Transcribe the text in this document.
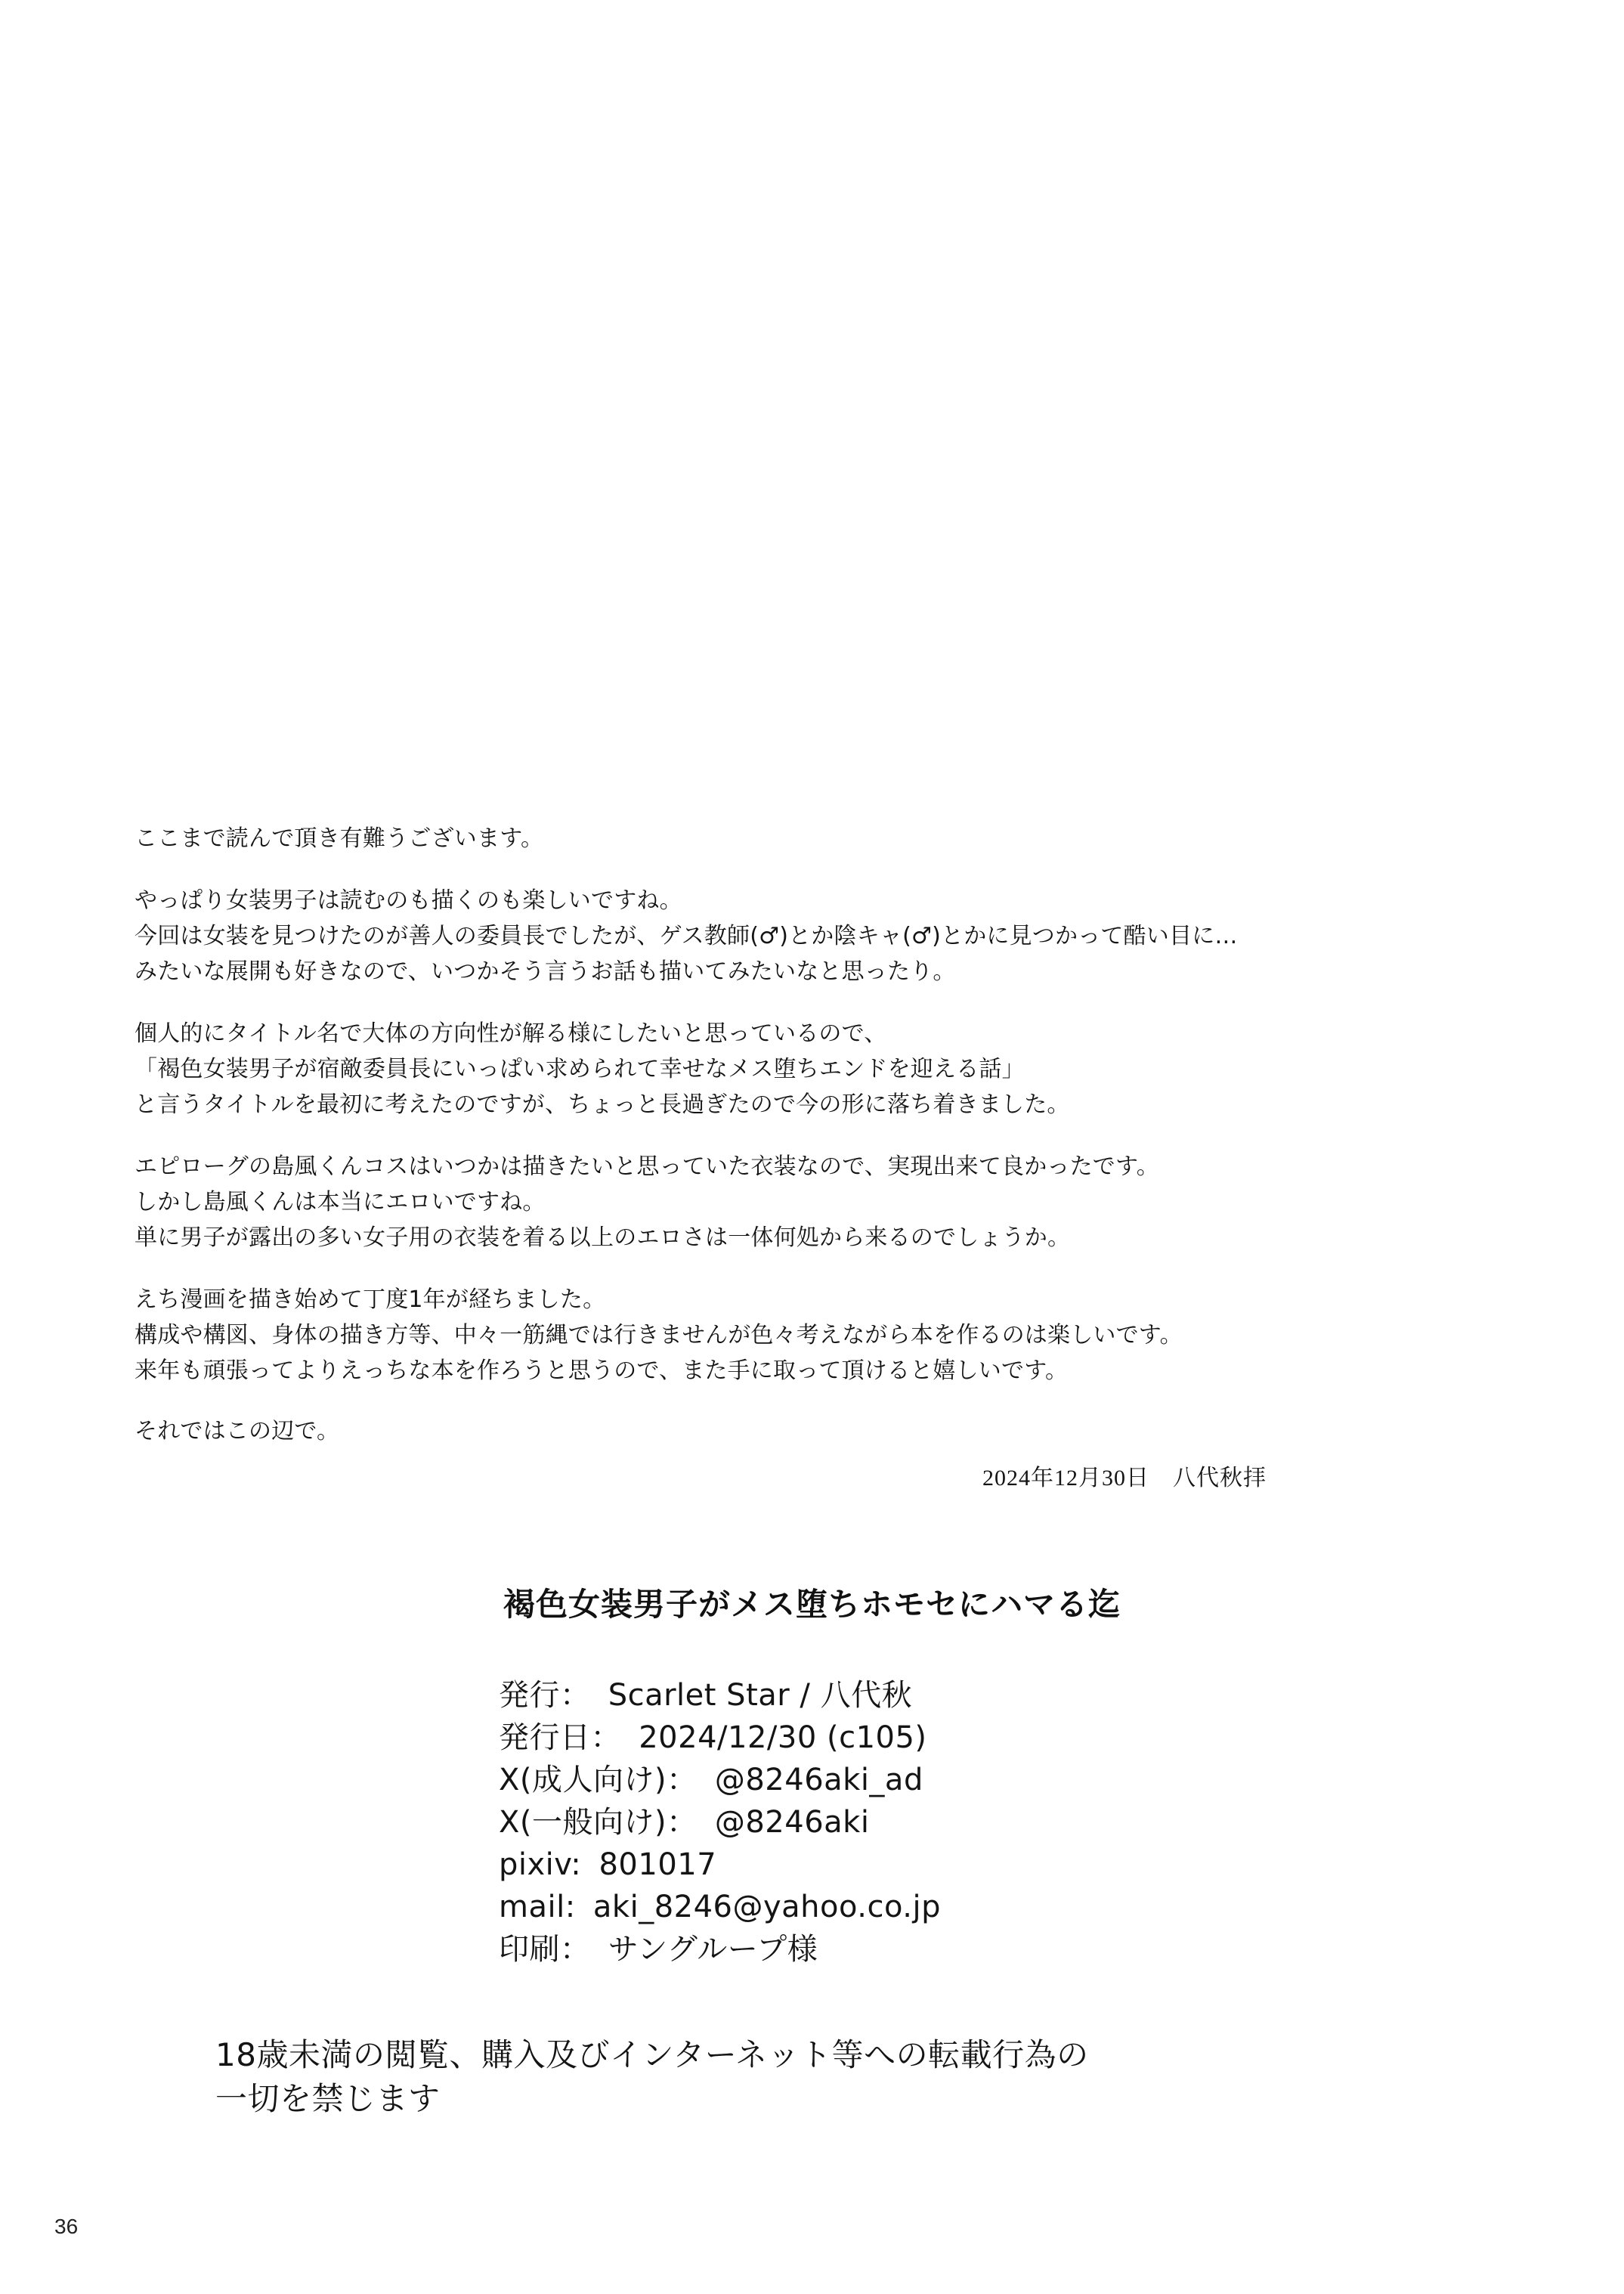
ここまで読んで頂き有難うございます。
やっぱり女装男子は読むのも描くのも楽しいですね。
今回は女装を見つけたのが善人の委員長でしたが、ゲス教師(♂)とか陰キャ(♂)とかに見つかって酷い目に…
みたいな展開も好きなので、いつかそう言うお話も描いてみたいなと思ったり。
個人的にタイトル名で大体の方向性が解る様にしたいと思っているので、
「褐色女装男子が宿敵委員長にいっぱい求められて幸せなメス堕ちエンドを迎える話」
と言うタイトルを最初に考えたのですが、ちょっと長過ぎたので今の形に落ち着きました。
エピローグの島風くんコスはいつかは描きたいと思っていた衣装なので、実現出来て良かったです。
しかし島風くんは本当にエロいですね。
単に男子が露出の多い女子用の衣装を着る以上のエロさは一体何処から来るのでしょうか。
えち漫画を描き始めて丁度1年が経ちました。
構成や構図、身体の描き方等、中々一筋縄では行きませんが色々考えながら本を作るのは楽しいです。
来年も頑張ってよりえっちな本を作ろうと思うので、また手に取って頂けると嬉しいです。
それではこの辺で。
2024年12月30日　八代秋拝
褐色女装男子がメス堕ちホモセにハマる迄
発行： Scarlet Star / 八代秋
発行日： 2024/12/30 (c105)
X(成人向け)： @8246aki_ad
X(一般向け)： @8246aki
pixiv: 801017
mail: aki_8246@yahoo.co.jp
印刷： サングループ様
18歳未満の閲覧、購入及びインターネット等への転載行為の
一切を禁じます
36
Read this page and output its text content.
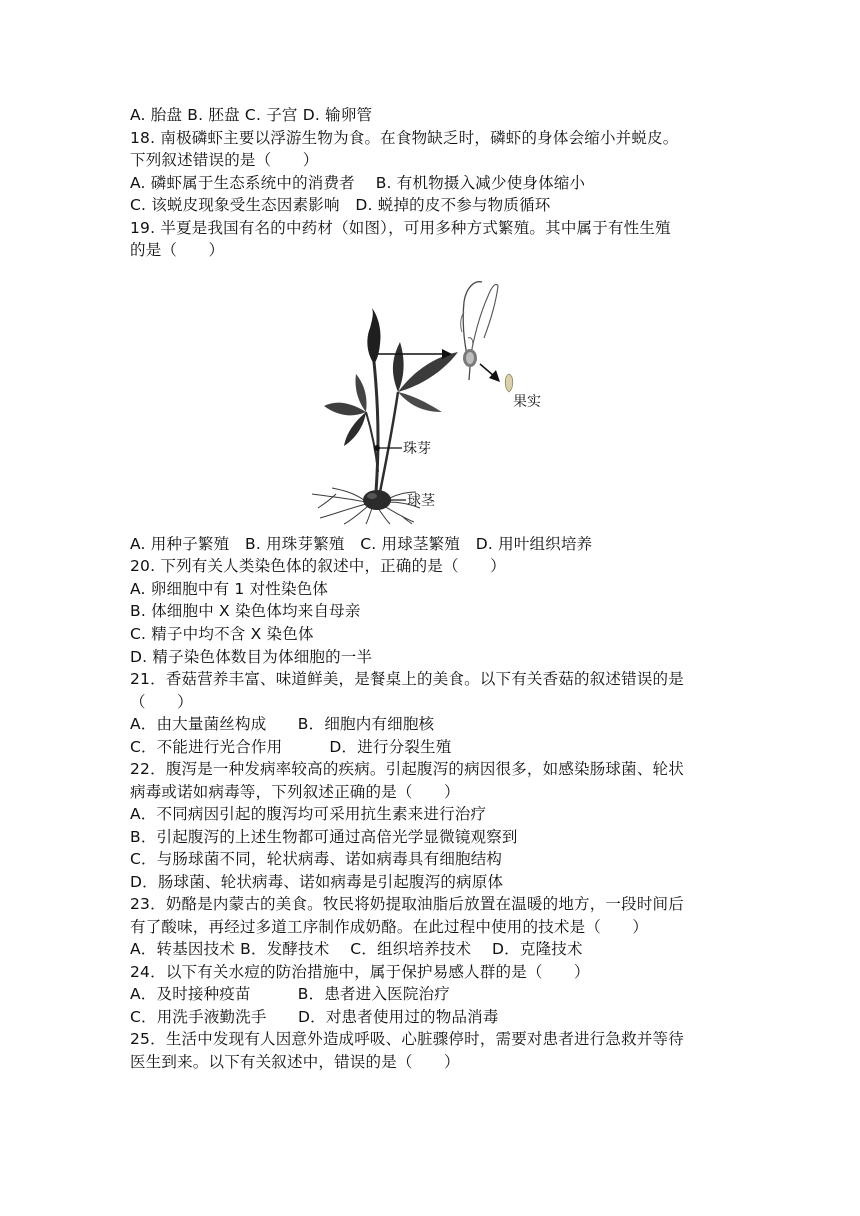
A. 胎盘 B. 胚盘 C. 子宫 D. 输卵管
18. 南极磷虾主要以浮游生物为食。在食物缺乏时，磷虾的身体会缩小并蜕皮。
下列叙述错误的是（　　）
A. 磷虾属于生态系统中的消费者　 B. 有机物摄入减少使身体缩小
C. 该蜕皮现象受生态因素影响　D. 蜕掉的皮不参与物质循环
19. 半夏是我国有名的中药材（如图），可用多种方式繁殖。其中属于有性生殖
的是（　　）
果实
珠芽
球茎
A. 用种子繁殖　B. 用珠芽繁殖　C. 用球茎繁殖　D. 用叶组织培养
20. 下列有关人类染色体的叙述中，正确的是（　　）
A. 卵细胞中有 1 对性染色体
B. 体细胞中 X 染色体均来自母亲
C. 精子中均不含 X 染色体
D. 精子染色体数目为体细胞的一半
21．香菇营养丰富、味道鲜美，是餐桌上的美食。以下有关香菇的叙述错误的是
（　　）
A．由大量菌丝构成　　B．细胞内有细胞核
C．不能进行光合作用　　　D．进行分裂生殖
22．腹泻是一种发病率较高的疾病。引起腹泻的病因很多，如感染肠球菌、轮状
病毒或诺如病毒等，下列叙述正确的是（　　）
A．不同病因引起的腹泻均可采用抗生素来进行治疗
B．引起腹泻的上述生物都可通过高倍光学显微镜观察到
C．与肠球菌不同，轮状病毒、诺如病毒具有细胞结构
D．肠球菌、轮状病毒、诺如病毒是引起腹泻的病原体
23．奶酪是内蒙古的美食。牧民将奶提取油脂后放置在温暖的地方，一段时间后
有了酸味，再经过多道工序制作成奶酪。在此过程中使用的技术是（　　）
A．转基因技术 B．发酵技术　 C．组织培养技术　 D．克隆技术
24．以下有关水痘的防治措施中，属于保护易感人群的是（　　）
A．及时接种疫苗　　　B．患者进入医院治疗
C．用洗手液勤洗手　　D．对患者使用过的物品消毒
25．生活中发现有人因意外造成呼吸、心脏骤停时，需要对患者进行急救并等待
医生到来。以下有关叙述中，错误的是（　　）
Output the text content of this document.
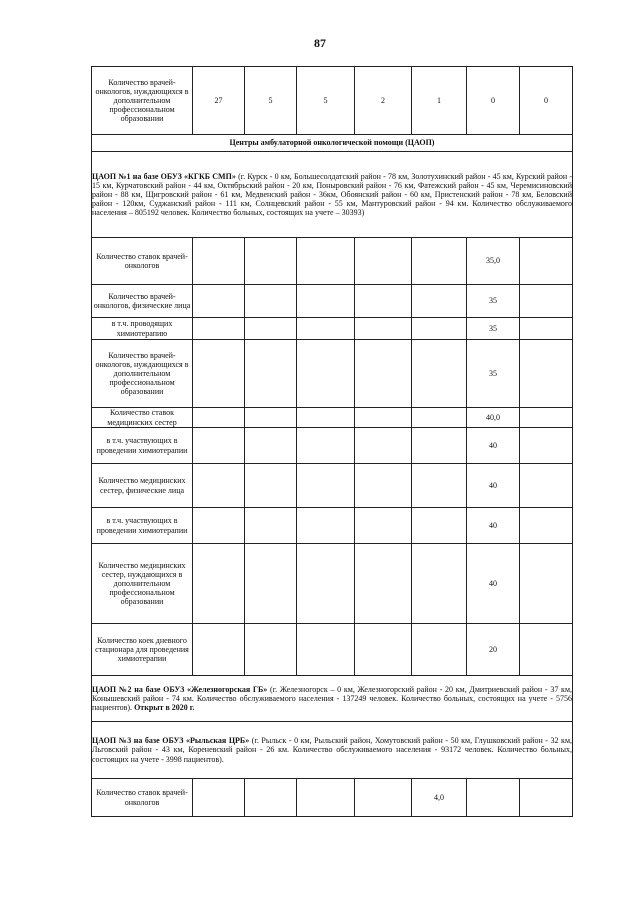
87
Количество врачей-онкологов, нуждающихся в дополнительном профессиональном образовании	27	5	5	2	1	0	0
Центры амбулаторной онкологической помощи (ЦАОП)							
ЦАОП №1 на базе ОБУЗ «КГКБ СМП» (г. Курск - 0 км, Большесолдатский район - 78 км, Золотухинский район - 45 км, Курский район - 15 км, Курчатовский район - 44 км, Октябрьский район - 20 км, Поныровский район - 76 км, Фатежский район - 45 км, Черемисиновский район - 88 км, Щигровский район - 61 км, Медвенский район - 36км, Обоянский район - 60 км, Пристенский район - 78 км, Беловский район - 120км, Суджанский район - 111 км, Солнцевский район - 55 км, Мантуровский район - 94 км. Количество обслуживаемого населения – 805192 человек. Количество больных, состоящих на учете – 30393)							
Количество ставок врачей-онкологов						35,0	
Количество врачей-онкологов, физические лица						35	
в т.ч. проводящих химиотерапию						35	
Количество врачей-онкологов, нуждающихся в дополнительном профессиональном образовании						35	
Количество ставок медицинских сестер						40,0	
в т.ч. участвующих в проведении химиотерапии						40	
Количество медицинских сестер, физические лица						40	
в т.ч. участвующих в проведении химиотерапии						40	
Количество медицинских сестер, нуждающихся в дополнительном профессиональном образовании						40	
Количество коек дневного стационара для проведения химиотерапии						20	
ЦАОП №2 на базе ОБУЗ «Железногорская ГБ» (г. Железногорск – 0 км, Железногорский район - 20 км, Дмитриевский район - 37 км, Конышевский район - 74 км. Количество обслуживаемого населения - 137249 человек. Количество больных, состоящих на учете - 5756 пациентов). Открыт в 2020 г.							
ЦАОП №3 на базе ОБУЗ «Рыльская ЦРБ» (г. Рыльск - 0 км, Рыльский район, Хомутовский район - 50 км, Глушковский район - 32 км, Льговский район - 43 км, Кореневский район - 26 км. Количество обслуживаемого населения - 93172 человек. Количество больных, состоящих на учете - 3998 пациентов).							
Количество ставок врачей-онкологов					4,0		
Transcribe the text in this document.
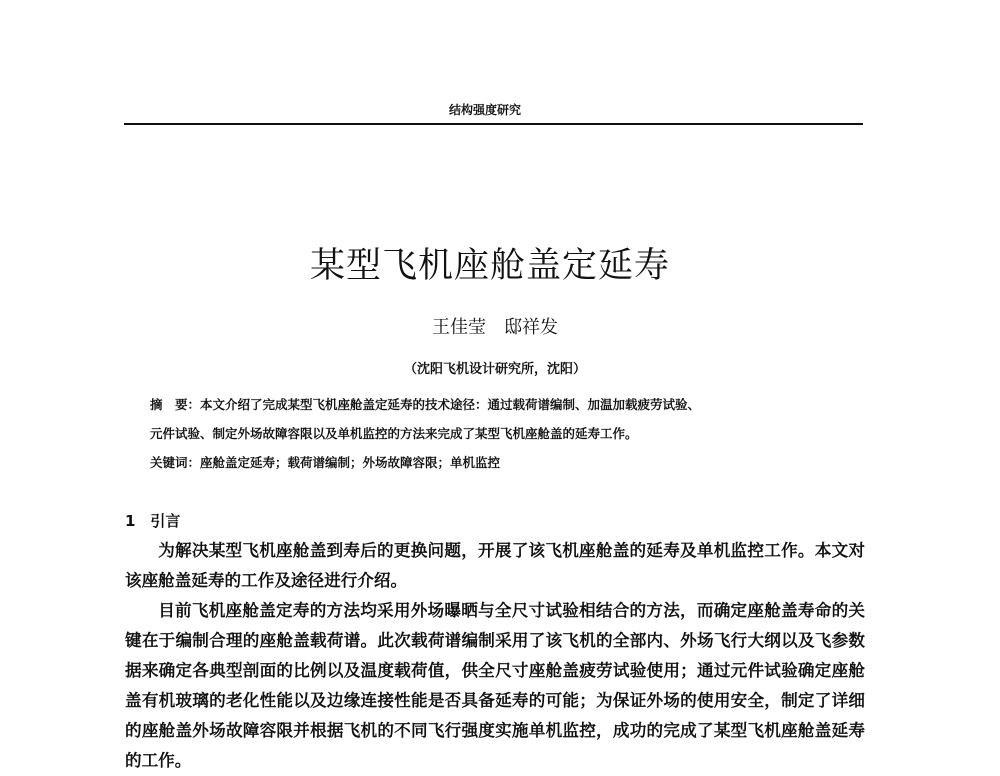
结构强度研究
某型飞机座舱盖定延寿
王佳莹　邸祥发
（沈阳飞机设计研究所，沈阳）
摘　要：本文介绍了完成某型飞机座舱盖定延寿的技术途径：通过载荷谱编制、加温加载疲劳试验、
元件试验、制定外场故障容限以及单机监控的方法来完成了某型飞机座舱盖的延寿工作。
关键词：座舱盖定延寿；载荷谱编制；外场故障容限；单机监控
1　引言

为解决某型飞机座舱盖到寿后的更换问题，开展了该飞机座舱盖的延寿及单机监控工作。本文对该座舱盖延寿的工作及途径进行介绍。

目前飞机座舱盖定寿的方法均采用外场曝晒与全尺寸试验相结合的方法，而确定座舱盖寿命的关键在于编制合理的座舱盖载荷谱。此次载荷谱编制采用了该飞机的全部内、外场飞行大纲以及飞参数据来确定各典型剖面的比例以及温度载荷值，供全尺寸座舱盖疲劳试验使用；通过元件试验确定座舱盖有机玻璃的老化性能以及边缘连接性能是否具备延寿的可能；为保证外场的使用安全，制定了详细的座舱盖外场故障容限并根据飞机的不同飞行强度实施单机监控，成功的完成了某型飞机座舱盖延寿的工作。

Directive :: From the entries above, extract every line where the word "медицинских" appears.

Solution ::
Количество ставок медицинских сестер						40,0	
Количество медицинских сестер, физические лица						40	
Количество медицинских сестер, нуждающихся в дополнительном профессиональном образовании						40	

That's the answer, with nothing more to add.